» Set problem
Each line should be copied exactly.

╭─ Data shown

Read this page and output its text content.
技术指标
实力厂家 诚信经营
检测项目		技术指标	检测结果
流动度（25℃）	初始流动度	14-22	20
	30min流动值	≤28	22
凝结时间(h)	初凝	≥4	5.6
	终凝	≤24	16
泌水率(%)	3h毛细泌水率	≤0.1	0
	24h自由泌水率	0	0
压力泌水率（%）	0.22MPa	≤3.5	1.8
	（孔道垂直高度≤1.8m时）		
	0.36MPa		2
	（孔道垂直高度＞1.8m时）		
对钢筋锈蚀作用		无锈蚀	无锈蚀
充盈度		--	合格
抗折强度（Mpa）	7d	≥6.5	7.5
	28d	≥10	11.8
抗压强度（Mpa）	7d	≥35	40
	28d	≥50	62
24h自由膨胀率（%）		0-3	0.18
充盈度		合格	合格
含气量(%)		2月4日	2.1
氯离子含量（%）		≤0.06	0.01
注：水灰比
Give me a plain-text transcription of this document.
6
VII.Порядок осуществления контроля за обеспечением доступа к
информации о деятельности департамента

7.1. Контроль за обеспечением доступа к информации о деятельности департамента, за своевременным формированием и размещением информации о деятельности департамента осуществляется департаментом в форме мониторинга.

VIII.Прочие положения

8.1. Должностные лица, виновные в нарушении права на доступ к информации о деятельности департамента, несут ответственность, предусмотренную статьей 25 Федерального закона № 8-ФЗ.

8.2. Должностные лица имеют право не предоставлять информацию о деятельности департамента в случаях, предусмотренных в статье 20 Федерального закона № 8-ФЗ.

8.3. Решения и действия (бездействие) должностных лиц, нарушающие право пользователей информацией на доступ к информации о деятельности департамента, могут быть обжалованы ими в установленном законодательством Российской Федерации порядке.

╰─

» Exercise result
Read this page and output its text content.
技术指标
实力厂家 诚信经营
检测项目		技术指标	检测结果
流动度（25℃）	初始流动度	14-22	20
	30min流动值	≤28	22
凝结时间(h)	初凝	≥4	5.6
	终凝	≤24	16
泌水率(%)	3h毛细泌水率	≤0.1	0
	24h自由泌水率	0	0
压力泌水率（%）	0.22MPa	≤3.5	1.8
	（孔道垂直高度≤1.8m时）		
	0.36MPa		2
	（孔道垂直高度＞1.8m时）		
对钢筋锈蚀作用		无锈蚀	无锈蚀
充盈度		--	合格
抗折强度（Mpa）	7d	≥6.5	7.5
	28d	≥10	11.8
抗压强度（Mpa）	7d	≥35	40
	28d	≥50	62
24h自由膨胀率（%）		0-3	0.18
充盈度		合格	合格
含气量(%)		2月4日	2.1
氯离子含量（%）		≤0.06	0.01
注：水灰比
Give me a plain-text transcription of this document.
6
VII.Порядок осуществления контроля за обеспечением доступа к
информации о деятельности департамента

7.1. Контроль за обеспечением доступа к информации о деятельности департамента, за своевременным формированием и размещением информации о деятельности департамента осуществляется департаментом в форме мониторинга.

VIII.Прочие положения

8.1. Должностные лица, виновные в нарушении права на доступ к информации о деятельности департамента, несут ответственность, предусмотренную статьей 25 Федерального закона № 8-ФЗ.

8.2. Должностные лица имеют право не предоставлять информацию о деятельности департамента в случаях, предусмотренных в статье 20 Федерального закона № 8-ФЗ.

8.3. Решения и действия (бездействие) должностных лиц, нарушающие право пользователей информацией на доступ к информации о деятельности департамента, могут быть обжалованы ими в установленном законодательством Российской Федерации порядке.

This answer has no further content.